Seek out every line containing the word "everyday", and copy each.

>> START

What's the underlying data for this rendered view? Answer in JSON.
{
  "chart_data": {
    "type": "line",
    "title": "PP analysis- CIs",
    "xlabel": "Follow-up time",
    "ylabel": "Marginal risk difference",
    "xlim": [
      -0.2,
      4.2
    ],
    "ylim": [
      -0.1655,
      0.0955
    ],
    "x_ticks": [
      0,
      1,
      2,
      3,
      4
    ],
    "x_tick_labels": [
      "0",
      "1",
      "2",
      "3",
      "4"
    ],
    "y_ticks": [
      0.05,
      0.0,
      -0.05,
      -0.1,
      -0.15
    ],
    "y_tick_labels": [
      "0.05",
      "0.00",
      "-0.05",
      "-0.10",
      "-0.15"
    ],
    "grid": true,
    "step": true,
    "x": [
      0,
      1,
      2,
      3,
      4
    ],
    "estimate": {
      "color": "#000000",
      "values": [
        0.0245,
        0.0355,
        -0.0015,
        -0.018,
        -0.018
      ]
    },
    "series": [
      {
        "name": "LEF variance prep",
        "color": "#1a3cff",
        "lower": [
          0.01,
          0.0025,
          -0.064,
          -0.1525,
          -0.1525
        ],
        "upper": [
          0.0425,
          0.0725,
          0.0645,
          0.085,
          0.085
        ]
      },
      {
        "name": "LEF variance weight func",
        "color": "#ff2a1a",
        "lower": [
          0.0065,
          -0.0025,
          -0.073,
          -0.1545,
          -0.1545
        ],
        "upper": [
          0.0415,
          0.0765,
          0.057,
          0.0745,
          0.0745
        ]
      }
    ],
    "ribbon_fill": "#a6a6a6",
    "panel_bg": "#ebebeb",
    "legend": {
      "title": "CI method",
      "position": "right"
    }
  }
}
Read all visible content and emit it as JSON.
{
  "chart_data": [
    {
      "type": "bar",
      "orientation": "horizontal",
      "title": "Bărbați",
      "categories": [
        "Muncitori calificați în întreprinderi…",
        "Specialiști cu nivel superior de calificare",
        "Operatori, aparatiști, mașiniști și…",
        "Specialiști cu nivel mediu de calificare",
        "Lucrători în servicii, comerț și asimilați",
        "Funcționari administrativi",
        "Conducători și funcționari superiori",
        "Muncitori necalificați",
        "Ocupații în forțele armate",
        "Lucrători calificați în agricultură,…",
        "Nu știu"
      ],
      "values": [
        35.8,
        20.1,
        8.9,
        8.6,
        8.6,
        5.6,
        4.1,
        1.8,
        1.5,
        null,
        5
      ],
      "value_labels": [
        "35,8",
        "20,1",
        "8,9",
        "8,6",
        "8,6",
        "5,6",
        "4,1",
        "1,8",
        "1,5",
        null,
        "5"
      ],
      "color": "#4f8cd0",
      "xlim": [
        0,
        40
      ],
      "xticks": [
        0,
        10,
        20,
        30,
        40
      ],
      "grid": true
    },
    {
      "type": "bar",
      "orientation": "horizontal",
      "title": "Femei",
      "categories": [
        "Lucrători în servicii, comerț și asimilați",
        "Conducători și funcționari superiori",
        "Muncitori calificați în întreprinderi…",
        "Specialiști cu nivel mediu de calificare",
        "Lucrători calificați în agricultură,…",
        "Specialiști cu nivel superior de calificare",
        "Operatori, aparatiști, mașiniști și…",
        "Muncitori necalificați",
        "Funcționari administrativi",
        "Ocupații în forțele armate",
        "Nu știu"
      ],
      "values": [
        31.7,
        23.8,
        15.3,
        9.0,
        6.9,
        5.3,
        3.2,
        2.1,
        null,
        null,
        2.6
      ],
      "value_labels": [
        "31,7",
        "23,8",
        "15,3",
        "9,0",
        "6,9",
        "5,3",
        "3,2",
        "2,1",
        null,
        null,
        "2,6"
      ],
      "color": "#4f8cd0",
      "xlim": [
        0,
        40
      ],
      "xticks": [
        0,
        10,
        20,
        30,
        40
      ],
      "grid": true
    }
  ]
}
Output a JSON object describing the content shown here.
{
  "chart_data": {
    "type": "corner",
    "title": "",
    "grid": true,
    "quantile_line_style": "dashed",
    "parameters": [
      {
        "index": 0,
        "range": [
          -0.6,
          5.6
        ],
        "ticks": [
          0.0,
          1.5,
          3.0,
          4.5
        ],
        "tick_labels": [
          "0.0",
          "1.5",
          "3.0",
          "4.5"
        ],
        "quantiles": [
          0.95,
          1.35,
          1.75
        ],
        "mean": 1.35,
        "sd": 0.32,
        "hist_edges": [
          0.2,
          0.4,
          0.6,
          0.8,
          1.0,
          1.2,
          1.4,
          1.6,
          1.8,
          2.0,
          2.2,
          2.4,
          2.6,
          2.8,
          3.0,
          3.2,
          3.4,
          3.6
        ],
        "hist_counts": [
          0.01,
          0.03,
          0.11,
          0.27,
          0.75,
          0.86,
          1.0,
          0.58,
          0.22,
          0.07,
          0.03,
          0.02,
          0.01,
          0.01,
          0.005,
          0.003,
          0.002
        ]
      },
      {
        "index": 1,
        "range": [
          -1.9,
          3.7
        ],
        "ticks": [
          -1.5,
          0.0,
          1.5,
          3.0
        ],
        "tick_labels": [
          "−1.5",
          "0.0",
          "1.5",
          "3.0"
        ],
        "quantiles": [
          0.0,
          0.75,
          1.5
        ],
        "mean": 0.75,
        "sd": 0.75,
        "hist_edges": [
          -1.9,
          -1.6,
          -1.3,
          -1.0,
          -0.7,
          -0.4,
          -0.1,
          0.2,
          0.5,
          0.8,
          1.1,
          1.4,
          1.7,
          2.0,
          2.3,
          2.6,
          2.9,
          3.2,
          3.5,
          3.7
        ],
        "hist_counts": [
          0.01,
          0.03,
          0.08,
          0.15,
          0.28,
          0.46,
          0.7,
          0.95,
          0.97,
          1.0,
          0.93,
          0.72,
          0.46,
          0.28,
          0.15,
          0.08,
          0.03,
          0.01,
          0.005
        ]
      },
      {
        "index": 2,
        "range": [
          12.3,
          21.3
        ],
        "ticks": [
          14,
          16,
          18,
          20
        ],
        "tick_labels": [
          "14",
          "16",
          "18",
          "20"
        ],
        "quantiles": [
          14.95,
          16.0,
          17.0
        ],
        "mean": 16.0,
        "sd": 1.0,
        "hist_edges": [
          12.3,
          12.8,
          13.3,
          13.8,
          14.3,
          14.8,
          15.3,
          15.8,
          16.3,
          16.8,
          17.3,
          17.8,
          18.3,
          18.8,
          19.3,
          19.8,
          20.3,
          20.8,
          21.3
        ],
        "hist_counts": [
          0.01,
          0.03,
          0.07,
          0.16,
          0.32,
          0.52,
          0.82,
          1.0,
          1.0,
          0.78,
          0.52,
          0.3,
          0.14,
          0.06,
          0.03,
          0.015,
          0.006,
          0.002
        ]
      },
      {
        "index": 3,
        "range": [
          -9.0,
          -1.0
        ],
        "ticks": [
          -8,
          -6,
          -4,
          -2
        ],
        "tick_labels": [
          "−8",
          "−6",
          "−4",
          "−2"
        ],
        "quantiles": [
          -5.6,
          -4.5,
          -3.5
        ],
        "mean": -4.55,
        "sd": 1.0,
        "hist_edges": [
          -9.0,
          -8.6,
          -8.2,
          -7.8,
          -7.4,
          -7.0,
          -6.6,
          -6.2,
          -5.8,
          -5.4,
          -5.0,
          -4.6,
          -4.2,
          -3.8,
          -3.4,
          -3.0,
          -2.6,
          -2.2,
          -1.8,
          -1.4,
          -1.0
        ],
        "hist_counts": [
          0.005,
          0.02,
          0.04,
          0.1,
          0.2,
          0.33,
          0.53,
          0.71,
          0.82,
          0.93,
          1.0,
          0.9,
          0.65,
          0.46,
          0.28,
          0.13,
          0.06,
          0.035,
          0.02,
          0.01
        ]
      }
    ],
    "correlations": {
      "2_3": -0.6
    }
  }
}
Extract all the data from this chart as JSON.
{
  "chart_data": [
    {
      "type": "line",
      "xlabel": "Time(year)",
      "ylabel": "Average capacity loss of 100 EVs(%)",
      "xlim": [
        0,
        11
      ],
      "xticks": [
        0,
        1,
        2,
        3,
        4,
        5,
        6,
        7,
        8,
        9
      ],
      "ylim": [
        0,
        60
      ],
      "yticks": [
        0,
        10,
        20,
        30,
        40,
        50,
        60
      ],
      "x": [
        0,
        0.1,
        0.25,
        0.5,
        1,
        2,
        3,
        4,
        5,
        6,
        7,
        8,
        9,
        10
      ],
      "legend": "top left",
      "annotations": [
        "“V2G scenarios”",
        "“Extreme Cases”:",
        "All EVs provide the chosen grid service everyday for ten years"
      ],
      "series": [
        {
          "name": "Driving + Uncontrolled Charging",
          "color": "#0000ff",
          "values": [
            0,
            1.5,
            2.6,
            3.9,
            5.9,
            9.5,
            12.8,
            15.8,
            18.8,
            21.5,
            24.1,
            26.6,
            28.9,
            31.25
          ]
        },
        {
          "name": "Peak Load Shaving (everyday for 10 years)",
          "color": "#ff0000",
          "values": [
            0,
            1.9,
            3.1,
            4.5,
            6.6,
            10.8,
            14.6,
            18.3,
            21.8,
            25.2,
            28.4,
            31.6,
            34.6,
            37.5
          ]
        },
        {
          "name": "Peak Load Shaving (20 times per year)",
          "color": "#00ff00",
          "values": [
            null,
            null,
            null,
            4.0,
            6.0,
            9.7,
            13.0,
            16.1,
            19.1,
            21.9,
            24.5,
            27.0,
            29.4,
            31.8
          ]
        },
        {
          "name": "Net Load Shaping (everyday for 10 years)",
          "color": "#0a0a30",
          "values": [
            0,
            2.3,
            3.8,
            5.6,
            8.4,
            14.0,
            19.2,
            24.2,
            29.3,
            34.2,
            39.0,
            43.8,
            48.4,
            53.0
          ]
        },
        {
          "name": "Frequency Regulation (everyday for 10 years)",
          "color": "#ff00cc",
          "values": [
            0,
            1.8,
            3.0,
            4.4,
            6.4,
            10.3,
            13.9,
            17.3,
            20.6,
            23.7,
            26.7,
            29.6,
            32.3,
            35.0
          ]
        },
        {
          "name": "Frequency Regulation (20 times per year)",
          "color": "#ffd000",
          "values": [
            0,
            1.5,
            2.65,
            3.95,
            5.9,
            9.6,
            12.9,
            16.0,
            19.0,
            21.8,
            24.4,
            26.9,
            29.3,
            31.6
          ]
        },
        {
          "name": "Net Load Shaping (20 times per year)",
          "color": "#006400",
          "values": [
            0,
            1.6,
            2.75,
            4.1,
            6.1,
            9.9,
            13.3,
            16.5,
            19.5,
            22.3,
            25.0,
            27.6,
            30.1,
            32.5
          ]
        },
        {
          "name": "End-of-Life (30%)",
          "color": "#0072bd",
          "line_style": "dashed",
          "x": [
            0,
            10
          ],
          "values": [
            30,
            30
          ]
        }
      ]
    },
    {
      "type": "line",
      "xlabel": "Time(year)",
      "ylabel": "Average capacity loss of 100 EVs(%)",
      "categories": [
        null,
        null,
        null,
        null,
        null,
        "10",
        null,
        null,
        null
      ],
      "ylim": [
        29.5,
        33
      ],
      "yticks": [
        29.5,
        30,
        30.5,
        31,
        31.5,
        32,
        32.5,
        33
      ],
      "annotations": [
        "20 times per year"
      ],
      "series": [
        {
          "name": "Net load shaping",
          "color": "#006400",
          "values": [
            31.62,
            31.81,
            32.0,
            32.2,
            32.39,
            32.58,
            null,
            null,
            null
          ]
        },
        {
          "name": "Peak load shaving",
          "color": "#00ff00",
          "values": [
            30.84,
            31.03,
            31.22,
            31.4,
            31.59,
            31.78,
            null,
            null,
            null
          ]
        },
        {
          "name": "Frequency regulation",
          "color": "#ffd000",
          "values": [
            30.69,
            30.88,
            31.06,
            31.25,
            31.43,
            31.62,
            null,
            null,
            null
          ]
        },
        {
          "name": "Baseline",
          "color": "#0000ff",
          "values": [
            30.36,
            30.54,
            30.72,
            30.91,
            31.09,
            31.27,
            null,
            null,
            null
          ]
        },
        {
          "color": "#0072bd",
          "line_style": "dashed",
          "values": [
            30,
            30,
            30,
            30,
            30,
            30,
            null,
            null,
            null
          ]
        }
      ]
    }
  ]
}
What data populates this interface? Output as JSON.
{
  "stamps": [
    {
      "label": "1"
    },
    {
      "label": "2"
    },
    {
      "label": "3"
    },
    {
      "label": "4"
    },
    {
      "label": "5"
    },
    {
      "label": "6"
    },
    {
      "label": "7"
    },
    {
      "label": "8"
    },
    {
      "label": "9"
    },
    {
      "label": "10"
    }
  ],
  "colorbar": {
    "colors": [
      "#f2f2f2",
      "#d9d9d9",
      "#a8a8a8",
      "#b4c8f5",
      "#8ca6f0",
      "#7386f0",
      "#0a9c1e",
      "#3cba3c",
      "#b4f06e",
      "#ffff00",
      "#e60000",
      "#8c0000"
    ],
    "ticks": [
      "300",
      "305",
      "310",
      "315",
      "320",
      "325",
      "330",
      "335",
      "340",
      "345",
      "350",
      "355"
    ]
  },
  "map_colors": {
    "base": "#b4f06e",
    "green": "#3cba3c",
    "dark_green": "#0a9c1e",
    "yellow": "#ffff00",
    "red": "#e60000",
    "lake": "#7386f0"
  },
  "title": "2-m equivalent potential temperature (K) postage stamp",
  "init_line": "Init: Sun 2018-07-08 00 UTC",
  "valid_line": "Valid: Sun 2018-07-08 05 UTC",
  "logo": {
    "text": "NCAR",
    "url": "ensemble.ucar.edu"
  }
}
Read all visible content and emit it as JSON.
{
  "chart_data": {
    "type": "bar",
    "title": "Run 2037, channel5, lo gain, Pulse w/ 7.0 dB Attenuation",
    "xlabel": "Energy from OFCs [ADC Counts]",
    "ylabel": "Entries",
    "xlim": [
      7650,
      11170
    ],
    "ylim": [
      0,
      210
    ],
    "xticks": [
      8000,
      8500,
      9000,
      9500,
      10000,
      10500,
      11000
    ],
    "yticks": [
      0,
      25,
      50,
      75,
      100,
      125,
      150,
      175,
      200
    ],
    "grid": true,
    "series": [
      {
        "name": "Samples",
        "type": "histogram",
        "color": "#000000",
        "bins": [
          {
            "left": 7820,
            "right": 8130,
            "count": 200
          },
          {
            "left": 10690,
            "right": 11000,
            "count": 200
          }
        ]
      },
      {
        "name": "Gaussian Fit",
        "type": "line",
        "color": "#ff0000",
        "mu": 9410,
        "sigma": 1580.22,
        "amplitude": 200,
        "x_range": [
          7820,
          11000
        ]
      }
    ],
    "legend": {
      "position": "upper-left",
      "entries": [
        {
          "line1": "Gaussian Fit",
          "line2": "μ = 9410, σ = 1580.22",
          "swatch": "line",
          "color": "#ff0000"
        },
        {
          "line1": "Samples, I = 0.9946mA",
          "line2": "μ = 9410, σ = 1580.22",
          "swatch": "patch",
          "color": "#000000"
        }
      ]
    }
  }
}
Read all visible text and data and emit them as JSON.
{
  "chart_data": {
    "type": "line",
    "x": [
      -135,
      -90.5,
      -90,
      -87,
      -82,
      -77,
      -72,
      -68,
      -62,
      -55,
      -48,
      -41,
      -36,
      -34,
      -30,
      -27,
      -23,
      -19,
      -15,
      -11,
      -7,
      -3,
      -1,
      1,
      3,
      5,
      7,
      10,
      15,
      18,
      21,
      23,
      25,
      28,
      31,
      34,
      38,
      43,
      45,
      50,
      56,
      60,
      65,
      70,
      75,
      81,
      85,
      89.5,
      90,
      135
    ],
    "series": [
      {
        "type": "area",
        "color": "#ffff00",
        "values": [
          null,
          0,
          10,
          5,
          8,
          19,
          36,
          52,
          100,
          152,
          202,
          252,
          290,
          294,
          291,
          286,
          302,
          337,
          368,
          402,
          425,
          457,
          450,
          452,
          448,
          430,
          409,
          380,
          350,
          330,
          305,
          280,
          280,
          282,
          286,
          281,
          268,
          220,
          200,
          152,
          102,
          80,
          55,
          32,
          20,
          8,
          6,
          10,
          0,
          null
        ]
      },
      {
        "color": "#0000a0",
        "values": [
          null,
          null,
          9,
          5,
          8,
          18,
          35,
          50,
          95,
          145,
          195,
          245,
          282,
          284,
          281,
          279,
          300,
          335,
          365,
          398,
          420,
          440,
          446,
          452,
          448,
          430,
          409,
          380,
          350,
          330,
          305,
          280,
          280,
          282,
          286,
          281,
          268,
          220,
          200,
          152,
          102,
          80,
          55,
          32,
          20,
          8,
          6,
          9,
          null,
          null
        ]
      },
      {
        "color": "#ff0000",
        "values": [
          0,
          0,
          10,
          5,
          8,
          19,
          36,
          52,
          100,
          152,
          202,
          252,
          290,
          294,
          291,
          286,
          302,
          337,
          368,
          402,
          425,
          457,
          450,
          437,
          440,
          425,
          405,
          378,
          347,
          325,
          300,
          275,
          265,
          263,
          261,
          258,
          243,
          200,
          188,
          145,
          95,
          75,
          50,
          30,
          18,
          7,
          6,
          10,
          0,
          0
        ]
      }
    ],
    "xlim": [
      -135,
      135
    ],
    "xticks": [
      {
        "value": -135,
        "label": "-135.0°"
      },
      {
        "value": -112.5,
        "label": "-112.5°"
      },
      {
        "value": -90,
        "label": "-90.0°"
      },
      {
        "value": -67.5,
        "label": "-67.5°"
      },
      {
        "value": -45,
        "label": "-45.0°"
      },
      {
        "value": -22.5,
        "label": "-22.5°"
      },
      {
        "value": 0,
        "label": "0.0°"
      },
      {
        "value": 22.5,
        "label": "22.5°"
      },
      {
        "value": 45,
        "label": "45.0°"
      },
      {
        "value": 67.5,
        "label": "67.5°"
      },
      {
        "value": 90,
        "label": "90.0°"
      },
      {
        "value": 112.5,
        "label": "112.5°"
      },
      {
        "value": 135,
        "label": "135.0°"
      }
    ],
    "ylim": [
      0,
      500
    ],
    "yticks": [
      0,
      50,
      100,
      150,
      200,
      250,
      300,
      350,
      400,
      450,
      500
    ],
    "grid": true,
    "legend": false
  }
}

>> END

Output for this task:
        "All EVs provide the chosen grid service everyday for ten years"
          "name": "Peak Load Shaving (everyday for 10 years)",
          "name": "Net Load Shaping (everyday for 10 years)",
          "name": "Frequency Regulation (everyday for 10 years)",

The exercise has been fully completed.